Gather up all lines that carry the word "Linear".

## RECORDS
--- BEGIN ---

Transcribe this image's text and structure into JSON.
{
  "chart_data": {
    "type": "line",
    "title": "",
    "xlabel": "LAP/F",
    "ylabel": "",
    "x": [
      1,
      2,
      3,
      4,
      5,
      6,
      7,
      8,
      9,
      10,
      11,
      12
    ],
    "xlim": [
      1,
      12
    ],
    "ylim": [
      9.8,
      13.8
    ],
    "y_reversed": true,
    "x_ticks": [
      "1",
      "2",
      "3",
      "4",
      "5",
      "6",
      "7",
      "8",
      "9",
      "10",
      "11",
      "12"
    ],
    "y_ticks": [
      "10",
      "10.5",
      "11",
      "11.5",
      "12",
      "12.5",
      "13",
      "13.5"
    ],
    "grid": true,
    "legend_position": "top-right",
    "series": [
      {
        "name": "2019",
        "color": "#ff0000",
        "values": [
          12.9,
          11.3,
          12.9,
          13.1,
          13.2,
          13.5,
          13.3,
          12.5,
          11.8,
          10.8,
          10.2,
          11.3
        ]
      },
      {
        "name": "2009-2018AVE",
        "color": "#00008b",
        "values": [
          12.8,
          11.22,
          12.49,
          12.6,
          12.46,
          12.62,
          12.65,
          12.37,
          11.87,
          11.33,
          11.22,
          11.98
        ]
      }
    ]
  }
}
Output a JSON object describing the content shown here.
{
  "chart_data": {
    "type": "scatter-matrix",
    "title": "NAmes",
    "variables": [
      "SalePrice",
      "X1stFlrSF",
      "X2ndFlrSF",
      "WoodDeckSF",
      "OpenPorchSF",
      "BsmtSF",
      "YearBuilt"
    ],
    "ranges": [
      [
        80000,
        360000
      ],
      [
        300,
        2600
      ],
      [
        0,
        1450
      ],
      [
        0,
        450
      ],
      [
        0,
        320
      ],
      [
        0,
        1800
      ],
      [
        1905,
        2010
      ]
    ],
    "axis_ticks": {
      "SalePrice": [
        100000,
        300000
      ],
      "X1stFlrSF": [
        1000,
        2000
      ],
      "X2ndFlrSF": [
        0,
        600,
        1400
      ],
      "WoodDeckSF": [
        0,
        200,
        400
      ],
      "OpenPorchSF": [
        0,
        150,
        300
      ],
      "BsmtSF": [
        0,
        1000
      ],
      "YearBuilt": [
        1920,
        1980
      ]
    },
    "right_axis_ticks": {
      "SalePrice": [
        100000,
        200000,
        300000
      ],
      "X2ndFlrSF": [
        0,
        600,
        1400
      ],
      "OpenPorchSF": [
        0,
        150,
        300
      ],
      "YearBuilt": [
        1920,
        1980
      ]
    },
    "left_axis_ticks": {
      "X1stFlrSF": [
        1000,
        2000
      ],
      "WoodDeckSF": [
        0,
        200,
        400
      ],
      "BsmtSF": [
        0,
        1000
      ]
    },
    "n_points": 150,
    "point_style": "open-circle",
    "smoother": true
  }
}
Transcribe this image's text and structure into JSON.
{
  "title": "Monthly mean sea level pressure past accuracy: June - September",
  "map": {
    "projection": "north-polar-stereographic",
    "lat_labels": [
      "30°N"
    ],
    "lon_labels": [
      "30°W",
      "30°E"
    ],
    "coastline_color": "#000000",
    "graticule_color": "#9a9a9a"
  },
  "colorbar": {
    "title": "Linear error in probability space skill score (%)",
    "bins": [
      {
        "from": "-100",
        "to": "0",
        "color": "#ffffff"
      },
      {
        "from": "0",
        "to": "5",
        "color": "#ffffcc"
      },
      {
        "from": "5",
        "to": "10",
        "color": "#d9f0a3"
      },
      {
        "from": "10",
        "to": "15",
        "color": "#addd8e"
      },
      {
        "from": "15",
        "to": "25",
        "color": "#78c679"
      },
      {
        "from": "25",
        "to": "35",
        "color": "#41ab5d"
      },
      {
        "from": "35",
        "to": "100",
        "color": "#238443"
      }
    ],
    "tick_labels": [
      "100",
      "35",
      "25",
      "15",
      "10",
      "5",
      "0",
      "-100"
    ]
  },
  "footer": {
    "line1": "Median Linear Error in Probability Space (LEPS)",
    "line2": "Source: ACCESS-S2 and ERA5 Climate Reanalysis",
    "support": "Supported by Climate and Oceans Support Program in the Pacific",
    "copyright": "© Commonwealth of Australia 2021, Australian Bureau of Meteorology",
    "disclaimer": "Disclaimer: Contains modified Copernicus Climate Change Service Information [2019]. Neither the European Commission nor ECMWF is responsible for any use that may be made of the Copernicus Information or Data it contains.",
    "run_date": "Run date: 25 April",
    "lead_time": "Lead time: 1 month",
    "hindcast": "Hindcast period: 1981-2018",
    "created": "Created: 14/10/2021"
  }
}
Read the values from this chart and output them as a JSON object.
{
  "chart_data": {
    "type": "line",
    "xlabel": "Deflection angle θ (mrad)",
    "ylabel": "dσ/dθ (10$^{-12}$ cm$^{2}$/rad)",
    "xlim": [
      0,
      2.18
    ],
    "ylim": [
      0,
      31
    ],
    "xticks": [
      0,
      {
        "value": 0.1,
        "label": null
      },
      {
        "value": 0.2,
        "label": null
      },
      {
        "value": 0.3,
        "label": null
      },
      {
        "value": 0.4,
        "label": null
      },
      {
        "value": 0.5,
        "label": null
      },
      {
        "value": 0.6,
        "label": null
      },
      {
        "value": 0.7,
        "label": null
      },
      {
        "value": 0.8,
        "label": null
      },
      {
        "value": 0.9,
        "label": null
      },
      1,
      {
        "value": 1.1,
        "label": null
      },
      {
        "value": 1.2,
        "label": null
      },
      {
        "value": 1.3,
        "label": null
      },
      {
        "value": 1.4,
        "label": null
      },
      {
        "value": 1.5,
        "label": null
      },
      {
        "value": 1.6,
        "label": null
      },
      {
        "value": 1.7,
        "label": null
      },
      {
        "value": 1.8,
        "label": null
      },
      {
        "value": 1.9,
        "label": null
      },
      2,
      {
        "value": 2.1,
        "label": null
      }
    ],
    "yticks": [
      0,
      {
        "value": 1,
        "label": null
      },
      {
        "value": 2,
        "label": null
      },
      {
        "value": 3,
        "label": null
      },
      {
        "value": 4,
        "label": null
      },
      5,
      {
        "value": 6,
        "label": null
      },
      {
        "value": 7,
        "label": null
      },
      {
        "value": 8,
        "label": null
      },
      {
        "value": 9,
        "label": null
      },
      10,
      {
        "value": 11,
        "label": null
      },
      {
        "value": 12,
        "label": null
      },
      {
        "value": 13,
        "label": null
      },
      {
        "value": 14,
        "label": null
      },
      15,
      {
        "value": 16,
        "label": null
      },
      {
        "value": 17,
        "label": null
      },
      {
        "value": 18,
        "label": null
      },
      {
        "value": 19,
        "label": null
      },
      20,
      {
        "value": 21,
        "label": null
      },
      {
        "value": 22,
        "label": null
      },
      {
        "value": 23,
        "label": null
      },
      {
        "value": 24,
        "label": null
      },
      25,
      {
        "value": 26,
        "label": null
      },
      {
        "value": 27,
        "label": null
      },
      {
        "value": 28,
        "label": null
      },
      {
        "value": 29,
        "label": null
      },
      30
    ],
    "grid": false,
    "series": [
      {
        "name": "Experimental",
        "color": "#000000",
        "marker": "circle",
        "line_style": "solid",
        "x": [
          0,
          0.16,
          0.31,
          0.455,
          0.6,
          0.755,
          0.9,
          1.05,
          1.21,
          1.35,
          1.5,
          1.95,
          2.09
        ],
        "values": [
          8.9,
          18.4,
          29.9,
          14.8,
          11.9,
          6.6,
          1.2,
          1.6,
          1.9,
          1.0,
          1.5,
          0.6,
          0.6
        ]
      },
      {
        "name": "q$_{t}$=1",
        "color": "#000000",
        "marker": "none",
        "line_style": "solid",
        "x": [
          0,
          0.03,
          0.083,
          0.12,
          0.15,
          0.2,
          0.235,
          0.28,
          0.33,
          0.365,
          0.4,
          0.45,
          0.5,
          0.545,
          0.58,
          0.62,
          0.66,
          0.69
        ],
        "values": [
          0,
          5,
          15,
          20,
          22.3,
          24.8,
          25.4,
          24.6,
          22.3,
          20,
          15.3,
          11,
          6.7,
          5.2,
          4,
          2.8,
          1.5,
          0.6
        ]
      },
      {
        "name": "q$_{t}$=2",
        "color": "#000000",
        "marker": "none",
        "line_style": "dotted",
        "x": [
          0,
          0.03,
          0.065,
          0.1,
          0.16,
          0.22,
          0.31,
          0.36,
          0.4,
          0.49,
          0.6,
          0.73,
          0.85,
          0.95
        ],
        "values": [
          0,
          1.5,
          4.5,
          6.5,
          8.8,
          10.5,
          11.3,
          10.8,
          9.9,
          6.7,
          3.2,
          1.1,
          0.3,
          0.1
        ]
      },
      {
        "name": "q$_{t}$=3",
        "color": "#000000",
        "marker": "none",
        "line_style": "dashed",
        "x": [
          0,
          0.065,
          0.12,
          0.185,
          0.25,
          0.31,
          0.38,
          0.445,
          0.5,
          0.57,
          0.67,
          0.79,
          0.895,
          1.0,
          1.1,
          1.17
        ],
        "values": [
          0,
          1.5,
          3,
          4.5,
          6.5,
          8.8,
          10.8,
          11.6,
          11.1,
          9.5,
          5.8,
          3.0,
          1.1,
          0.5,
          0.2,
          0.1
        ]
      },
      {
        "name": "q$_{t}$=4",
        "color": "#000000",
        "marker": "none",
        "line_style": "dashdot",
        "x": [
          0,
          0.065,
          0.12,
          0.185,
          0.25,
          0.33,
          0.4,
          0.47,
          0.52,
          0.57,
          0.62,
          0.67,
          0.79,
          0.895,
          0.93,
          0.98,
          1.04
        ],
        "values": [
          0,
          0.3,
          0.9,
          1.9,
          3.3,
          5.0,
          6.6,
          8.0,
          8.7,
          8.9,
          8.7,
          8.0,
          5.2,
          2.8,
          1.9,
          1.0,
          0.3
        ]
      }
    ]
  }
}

--- END ---

## SOLUTION TO THIS EXERCISE
    "title": "Linear error in probability space skill score (%)",
    "line1": "Median Linear Error in Probability Space (LEPS)",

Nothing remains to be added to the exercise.